▸ **Set task**: Gather up all lines that carry the word "Mayor".

#### Available records ####

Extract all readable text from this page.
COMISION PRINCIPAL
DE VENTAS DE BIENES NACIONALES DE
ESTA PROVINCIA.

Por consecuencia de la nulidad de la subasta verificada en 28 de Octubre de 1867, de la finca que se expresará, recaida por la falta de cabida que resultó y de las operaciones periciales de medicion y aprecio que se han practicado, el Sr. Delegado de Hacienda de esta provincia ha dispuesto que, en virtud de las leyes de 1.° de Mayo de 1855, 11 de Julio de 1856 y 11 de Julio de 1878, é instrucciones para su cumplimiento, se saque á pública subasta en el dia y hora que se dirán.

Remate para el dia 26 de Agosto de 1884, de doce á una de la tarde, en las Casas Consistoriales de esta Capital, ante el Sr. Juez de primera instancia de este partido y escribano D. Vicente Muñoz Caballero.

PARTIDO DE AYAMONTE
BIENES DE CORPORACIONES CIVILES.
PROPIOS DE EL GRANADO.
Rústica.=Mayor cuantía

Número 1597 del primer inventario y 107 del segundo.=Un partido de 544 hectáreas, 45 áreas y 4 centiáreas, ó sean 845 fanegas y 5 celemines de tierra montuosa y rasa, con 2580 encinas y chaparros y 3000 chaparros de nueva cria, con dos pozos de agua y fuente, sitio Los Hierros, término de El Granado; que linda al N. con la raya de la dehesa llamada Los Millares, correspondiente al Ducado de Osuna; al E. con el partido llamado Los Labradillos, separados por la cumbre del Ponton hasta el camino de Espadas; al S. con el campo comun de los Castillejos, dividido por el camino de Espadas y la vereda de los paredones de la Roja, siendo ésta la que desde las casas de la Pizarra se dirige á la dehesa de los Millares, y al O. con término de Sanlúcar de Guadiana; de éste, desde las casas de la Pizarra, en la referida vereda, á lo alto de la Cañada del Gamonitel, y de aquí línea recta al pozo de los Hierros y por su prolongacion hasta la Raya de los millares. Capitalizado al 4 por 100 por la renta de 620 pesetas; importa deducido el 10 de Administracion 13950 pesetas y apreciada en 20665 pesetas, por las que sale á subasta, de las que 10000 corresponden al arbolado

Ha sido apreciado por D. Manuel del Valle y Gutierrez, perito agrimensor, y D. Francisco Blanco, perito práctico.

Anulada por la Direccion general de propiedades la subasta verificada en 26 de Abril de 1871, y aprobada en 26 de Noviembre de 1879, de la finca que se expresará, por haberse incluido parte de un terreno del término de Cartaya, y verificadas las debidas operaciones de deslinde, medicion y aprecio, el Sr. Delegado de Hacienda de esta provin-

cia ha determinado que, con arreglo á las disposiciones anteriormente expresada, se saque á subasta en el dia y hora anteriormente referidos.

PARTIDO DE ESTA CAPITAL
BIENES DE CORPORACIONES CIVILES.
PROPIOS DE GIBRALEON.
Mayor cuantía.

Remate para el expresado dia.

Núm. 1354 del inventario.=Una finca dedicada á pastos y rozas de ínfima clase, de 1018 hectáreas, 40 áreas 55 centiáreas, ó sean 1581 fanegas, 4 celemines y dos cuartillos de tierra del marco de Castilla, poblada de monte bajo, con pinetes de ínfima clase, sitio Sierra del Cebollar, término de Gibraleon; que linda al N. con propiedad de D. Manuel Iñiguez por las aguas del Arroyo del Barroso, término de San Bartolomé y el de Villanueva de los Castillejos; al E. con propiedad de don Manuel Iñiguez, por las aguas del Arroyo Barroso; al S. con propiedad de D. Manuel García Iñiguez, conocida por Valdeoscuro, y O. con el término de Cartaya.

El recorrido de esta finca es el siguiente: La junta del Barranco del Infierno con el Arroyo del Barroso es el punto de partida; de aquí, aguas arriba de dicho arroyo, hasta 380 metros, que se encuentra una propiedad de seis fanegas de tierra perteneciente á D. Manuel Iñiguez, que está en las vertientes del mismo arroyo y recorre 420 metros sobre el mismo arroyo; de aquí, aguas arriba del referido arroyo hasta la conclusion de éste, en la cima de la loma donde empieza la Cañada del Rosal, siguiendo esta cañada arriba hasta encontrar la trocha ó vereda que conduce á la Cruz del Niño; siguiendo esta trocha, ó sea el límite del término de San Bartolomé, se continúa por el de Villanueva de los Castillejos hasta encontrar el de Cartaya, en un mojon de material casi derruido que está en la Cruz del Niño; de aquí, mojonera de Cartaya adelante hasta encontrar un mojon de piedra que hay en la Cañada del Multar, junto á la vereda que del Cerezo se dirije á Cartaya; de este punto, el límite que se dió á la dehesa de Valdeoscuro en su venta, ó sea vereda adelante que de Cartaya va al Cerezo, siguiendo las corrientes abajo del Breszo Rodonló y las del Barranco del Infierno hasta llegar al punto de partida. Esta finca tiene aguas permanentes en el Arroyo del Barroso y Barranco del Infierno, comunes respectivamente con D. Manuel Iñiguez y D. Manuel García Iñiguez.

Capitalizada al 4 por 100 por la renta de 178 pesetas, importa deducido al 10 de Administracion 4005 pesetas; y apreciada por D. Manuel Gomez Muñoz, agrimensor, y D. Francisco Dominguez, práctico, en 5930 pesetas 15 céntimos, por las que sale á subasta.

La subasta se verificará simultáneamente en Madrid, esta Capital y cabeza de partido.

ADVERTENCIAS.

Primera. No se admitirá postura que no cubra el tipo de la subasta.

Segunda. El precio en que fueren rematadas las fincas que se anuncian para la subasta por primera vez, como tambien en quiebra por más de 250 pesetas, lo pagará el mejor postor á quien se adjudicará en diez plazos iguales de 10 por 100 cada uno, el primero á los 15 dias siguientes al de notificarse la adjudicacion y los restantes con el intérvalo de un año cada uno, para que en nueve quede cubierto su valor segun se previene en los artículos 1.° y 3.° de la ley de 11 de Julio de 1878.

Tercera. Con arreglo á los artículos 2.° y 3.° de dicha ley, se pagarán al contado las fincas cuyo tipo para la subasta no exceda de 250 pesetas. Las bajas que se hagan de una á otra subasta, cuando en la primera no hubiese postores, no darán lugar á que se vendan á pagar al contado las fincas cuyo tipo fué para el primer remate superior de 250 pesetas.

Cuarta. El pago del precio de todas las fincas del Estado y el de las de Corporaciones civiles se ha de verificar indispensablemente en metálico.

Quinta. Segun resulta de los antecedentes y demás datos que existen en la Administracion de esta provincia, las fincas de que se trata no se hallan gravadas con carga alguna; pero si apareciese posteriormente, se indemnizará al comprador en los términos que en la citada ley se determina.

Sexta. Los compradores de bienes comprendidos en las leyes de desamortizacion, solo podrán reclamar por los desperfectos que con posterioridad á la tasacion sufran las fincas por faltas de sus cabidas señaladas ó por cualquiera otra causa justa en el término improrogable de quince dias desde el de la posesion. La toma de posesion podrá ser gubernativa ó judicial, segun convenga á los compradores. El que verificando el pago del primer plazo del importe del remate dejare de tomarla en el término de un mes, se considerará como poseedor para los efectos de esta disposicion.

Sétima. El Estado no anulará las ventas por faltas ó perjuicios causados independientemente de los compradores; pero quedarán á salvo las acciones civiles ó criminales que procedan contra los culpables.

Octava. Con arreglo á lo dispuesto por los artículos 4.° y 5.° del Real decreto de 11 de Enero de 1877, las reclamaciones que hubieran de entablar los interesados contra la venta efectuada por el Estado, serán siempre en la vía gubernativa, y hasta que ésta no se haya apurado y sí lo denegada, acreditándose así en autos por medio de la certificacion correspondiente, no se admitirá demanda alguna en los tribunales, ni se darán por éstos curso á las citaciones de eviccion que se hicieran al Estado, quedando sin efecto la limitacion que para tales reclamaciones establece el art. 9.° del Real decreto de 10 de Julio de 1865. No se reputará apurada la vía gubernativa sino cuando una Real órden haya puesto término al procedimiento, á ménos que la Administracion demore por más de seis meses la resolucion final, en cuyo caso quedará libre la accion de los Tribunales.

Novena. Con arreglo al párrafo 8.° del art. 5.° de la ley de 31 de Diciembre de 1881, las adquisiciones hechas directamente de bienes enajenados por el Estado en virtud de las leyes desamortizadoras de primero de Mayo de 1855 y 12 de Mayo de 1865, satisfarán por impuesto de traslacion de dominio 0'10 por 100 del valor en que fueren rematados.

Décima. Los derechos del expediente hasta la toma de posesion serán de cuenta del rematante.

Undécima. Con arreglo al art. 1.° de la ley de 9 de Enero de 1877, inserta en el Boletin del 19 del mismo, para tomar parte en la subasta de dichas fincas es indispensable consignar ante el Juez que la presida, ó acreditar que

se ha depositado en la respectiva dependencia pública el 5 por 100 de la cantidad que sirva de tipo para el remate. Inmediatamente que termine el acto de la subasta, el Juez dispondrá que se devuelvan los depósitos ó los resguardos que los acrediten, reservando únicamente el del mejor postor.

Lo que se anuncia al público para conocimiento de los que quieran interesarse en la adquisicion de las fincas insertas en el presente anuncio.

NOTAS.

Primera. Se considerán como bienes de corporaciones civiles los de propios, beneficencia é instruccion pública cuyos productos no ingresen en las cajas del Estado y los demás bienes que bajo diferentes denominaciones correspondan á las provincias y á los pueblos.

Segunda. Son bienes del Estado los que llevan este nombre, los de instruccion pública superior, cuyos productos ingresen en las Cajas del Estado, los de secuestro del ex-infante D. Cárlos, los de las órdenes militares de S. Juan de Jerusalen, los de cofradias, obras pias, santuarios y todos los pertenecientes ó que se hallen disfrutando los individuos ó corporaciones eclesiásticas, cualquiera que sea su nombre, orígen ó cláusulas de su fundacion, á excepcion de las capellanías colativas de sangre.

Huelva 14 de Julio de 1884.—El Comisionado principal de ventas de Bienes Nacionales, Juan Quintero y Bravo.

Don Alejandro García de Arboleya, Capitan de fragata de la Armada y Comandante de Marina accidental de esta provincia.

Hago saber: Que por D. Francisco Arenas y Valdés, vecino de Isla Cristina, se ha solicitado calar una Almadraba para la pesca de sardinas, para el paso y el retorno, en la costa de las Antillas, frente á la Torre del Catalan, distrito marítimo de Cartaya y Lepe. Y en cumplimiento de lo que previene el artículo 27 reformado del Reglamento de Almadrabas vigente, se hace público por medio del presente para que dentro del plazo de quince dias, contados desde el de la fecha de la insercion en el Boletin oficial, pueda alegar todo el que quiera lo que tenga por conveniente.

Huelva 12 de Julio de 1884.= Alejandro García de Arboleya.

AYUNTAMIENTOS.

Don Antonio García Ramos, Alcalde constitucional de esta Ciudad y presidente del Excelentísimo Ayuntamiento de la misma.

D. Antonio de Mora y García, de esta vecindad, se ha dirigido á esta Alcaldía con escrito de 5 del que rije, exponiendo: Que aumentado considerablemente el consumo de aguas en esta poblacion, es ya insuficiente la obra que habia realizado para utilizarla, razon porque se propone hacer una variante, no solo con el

####

▸ **Output for this task**:
Rústica.=Mayor cuantía
Mayor cuantía.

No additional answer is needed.